What is expected - Filter this data down to the lines that hold "直接连接", and copy them.

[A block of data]

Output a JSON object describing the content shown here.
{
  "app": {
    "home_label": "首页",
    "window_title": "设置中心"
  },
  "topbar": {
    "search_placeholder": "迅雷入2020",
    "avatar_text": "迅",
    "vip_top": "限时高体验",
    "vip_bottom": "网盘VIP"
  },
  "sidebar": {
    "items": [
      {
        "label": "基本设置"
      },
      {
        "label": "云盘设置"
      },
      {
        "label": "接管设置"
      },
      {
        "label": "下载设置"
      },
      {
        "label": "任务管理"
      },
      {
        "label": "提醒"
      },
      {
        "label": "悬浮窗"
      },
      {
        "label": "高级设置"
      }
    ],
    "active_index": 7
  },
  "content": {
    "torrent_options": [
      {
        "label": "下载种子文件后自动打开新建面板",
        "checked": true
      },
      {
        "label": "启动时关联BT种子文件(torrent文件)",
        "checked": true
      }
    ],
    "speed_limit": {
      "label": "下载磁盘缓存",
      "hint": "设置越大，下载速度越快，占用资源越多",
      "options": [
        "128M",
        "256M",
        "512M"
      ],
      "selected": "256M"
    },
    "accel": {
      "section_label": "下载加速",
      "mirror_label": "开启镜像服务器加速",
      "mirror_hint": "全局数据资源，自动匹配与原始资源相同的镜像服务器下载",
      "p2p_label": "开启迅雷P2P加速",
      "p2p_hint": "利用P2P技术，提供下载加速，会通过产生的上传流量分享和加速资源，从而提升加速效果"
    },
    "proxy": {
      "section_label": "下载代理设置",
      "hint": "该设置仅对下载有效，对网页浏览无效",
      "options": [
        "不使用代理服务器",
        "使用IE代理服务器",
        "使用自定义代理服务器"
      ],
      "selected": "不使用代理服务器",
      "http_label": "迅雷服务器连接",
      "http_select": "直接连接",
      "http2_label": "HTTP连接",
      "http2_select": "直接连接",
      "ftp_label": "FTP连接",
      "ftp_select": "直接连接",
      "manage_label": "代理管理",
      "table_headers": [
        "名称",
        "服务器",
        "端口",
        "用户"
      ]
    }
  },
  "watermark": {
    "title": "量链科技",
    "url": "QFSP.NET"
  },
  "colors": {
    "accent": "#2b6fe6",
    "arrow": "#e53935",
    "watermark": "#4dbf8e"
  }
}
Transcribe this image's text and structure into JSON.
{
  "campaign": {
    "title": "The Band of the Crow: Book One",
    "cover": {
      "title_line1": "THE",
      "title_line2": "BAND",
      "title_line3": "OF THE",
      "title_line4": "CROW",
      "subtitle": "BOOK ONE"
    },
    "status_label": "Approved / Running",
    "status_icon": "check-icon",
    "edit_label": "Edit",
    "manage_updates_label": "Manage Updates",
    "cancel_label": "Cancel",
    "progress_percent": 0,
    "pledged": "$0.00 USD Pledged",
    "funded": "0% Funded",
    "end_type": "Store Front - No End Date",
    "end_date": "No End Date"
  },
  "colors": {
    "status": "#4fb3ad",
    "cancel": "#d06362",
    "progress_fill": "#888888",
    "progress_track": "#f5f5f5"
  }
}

Written solution -
      "http_select": "直接连接",
      "http2_select": "直接连接",
      "ftp_select": "直接连接",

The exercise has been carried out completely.